■ Texto fornecido:
----------
Outro traço de personalidade que ressalta de depoimentos disponíveis são de uma personagem com carisma, seguida por muitas pessoas, quer voluntariamente, quer por coação.

João Feijó vê em Bonomade Machude Omar um produto de uma radicalização islâmica gradual, através de estudos corânicos em madraças com uma doutrina mais extremista e da experiência com uma realidade social pontuada pela exclusão social, pobreza e opressão.

"São vários fatores que produzem esse tipo de líderes: a radicalização através de estudos em madraças, revolta com a experiência concreta da pobreza e marginalização e até o oportunismo, que se aproveita do desespero das comunidades para a obtenção de vantagens, incluindo vantagens materiais", destacou.

Feijó assinalou que o sentimento de marginalização e opressão social tornam as comunidades mais propensas à busca de supostos "messias" e esse não é um fenómeno exclusivo de Moçambique.

"Faço um paralelo com Afonso Dhlakama [o defunto líder da Resistência Nacional Moçambicana, principal partido da oposição]. Foi protagonista de uma guerra civil dilacerante para o país, mas atraía multidões e era muito popular. O que explica isso, se não a busca de um 'messias' por uma população desesperada?", questionou.

Outro fenómeno em Moçambique que mostra a vulnerabilidade das populações a promessas populistas de uma vida melhor é o sucesso de seitas religiosas novas com um discurso de rutura com a narrativa das igrejas tradicionais, observou Feijó.

Para o investigador, ligado ao Observatório do Meio Rural (OMR), a emergência de figuras como Bonomade Machude Omar torna legítima a necessidade de o conflito em Cabo Delgado incluir soluções que resolvam as necessidades básicas das comunidades.

"Não sou contra soluções no plano da defesa e segurança, mas essa abordagem deve ser acompanhada de criação de empregos para os jovens, provisão de serviços sociais básicos, respeito pelos direitos humanos e incentivos à participação democrática das comunidades na vida política e económica do país", notou.
----------
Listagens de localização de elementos
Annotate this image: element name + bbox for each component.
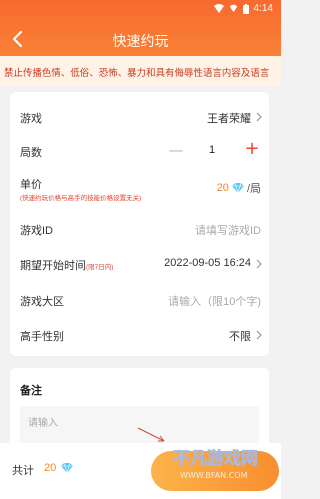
decrement-button[interactable]: —: [168, 142, 184, 158]
chevron-right-icon: [256, 112, 262, 122]
game-row[interactable]: 游戏 王者荣耀: [10, 98, 269, 134]
price-unit: /局: [246, 183, 261, 195]
submit-button[interactable]: [151, 451, 279, 491]
rounds-quantity[interactable]: 1: [200, 144, 224, 156]
total-label: 共计: [12, 465, 34, 477]
gender-label: 高手性别: [20, 331, 64, 343]
notice-text: 禁止传播色情、低俗、恐怖、暴力和具有侮辱性语言内容及语言: [4, 67, 270, 78]
chevron-right-icon: [256, 330, 262, 340]
game-id-label: 游戏ID: [20, 225, 53, 237]
start-time-label: 期望开始时间(限7日内): [20, 257, 113, 273]
increment-button[interactable]: +: [243, 140, 261, 158]
diamond-icon: [229, 4, 237, 13]
game-label: 游戏: [20, 113, 42, 125]
region-label: 游戏大区: [20, 296, 64, 308]
notice-banner: 禁止传播色情、低俗、恐怖、暴力和具有侮辱性语言内容及语言: [0, 56, 281, 86]
price-value: 20: [216, 182, 229, 194]
rounds-label: 局数: [20, 147, 42, 159]
order-form-card: 游戏 王者荣耀 局数 — 1 + 单价 (快速约玩价格与高手的技能价格设置无关)…: [10, 92, 269, 356]
diamond-icon: [231, 182, 244, 194]
status-bar: 4:14: [0, 0, 281, 18]
battery-icon: [242, 3, 249, 14]
chevron-right-icon: [256, 259, 262, 269]
gender-row[interactable]: 高手性别 不限: [10, 317, 269, 353]
bottom-bar: 共计 20: [0, 443, 281, 499]
status-time: 4:14: [253, 3, 273, 14]
gender-value: 不限: [229, 331, 251, 343]
rounds-row: 局数 — 1 +: [10, 134, 269, 170]
start-time-value: 2022-09-05 16:24: [164, 257, 251, 269]
game-id-input[interactable]: 请填写游戏ID: [195, 222, 261, 238]
remark-label: 备注: [20, 385, 42, 397]
start-time-label-text: 期望开始时间: [20, 260, 86, 272]
region-row[interactable]: 游戏大区 请输入（限10个字): [10, 282, 269, 318]
price-note: (快速约玩价格与高手的技能价格设置无关): [20, 195, 142, 202]
region-input[interactable]: 请输入（限10个字): [168, 293, 261, 309]
diamond-icon: [61, 462, 73, 474]
game-value: 王者荣耀: [207, 113, 251, 125]
price-display: 20 /局: [217, 180, 261, 196]
start-time-row[interactable]: 期望开始时间(限7日内) 2022-09-05 16:24: [10, 246, 269, 282]
navbar: 快速约玩: [0, 22, 281, 56]
header-bar: 4:14 快速约玩: [0, 0, 281, 56]
price-label: 单价: [20, 179, 42, 191]
game-id-row[interactable]: 游戏ID 请填写游戏ID: [10, 210, 269, 246]
wifi-icon: [213, 4, 224, 13]
start-time-hint: (限7日内): [86, 264, 114, 271]
total-value: 20: [44, 462, 57, 474]
page-title: 快速约玩: [112, 33, 169, 49]
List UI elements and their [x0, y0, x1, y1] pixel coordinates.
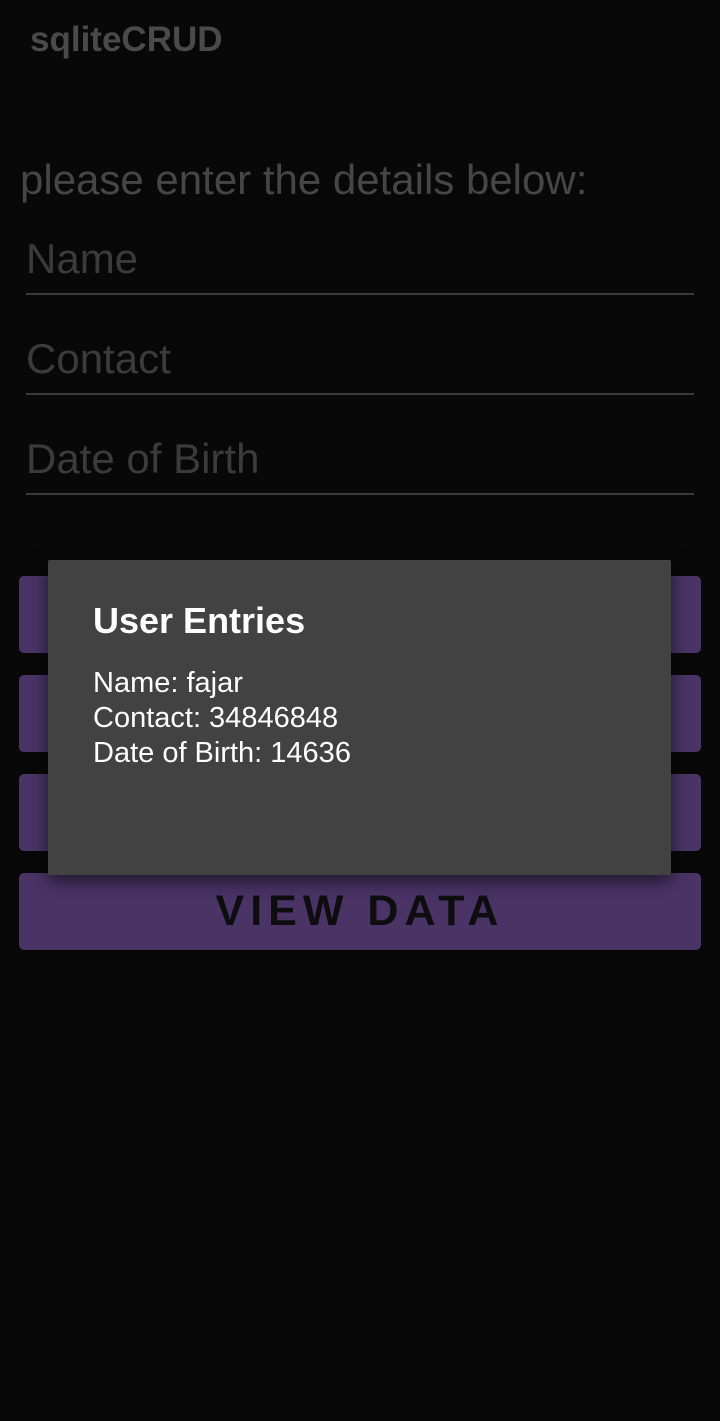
name-input[interactable]	[26, 225, 694, 293]
user-entries-dialog: User Entries Name: fajar Contact: 348468…	[48, 560, 671, 875]
contact-input[interactable]	[26, 325, 694, 393]
dialog-title: User Entries	[93, 600, 306, 641]
dialog-dob-line: Date of Birth: 14636	[93, 737, 351, 769]
dob-field[interactable]	[26, 425, 694, 495]
app-screen: sqliteCRUD please enter the details belo…	[0, 0, 720, 1421]
date-of-birth-input[interactable]	[26, 425, 694, 493]
view-data-button[interactable]: VIEW DATA	[19, 873, 701, 950]
dialog-name-line: Name: fajar	[93, 667, 243, 699]
dialog-contact-line: Contact: 34846848	[93, 702, 339, 734]
app-title: sqliteCRUD	[30, 20, 223, 59]
contact-field[interactable]	[26, 325, 694, 395]
name-field[interactable]	[26, 225, 694, 295]
form-prompt: please enter the details below:	[20, 156, 588, 203]
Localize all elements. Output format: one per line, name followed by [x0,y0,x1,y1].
----------
■ Exercício escrito 1:
Segundo o texto fornecido, como explica Feijó a popularidade de Afonso Dhlakama? Responda em uma a três frases.
■ Exercício escrito 2:
Reproduza do texto fornecido o trecho que vai de "Outro fenómeno em" até "tradicionais, observou Feijó.", inclusive.
■ Exercício escrito 3:
De acordo com o texto fornecido, a que organização está ligado o investigador João Feijó?

■ Resposta escrita 1:
Embora Dhlakama tenha sido protagonista de uma guerra civil dilacerante para o país, atraía multidões e era muito popular. Feijó explica isso pela busca de um "messias" por uma população desesperada, já que o sentimento de marginalização e opressão social torna as comunidades mais propensas a procurar essas figuras.

■ Resposta escrita 2:
Outro fenómeno em Moçambique que mostra a vulnerabilidade das populações a promessas populistas de uma vida melhor é o sucesso de seitas religiosas novas com um discurso de rutura com a narrativa das igrejas tradicionais, observou Feijó.

■ Resposta escrita 3:
Ao Observatório do Meio Rural (OMR).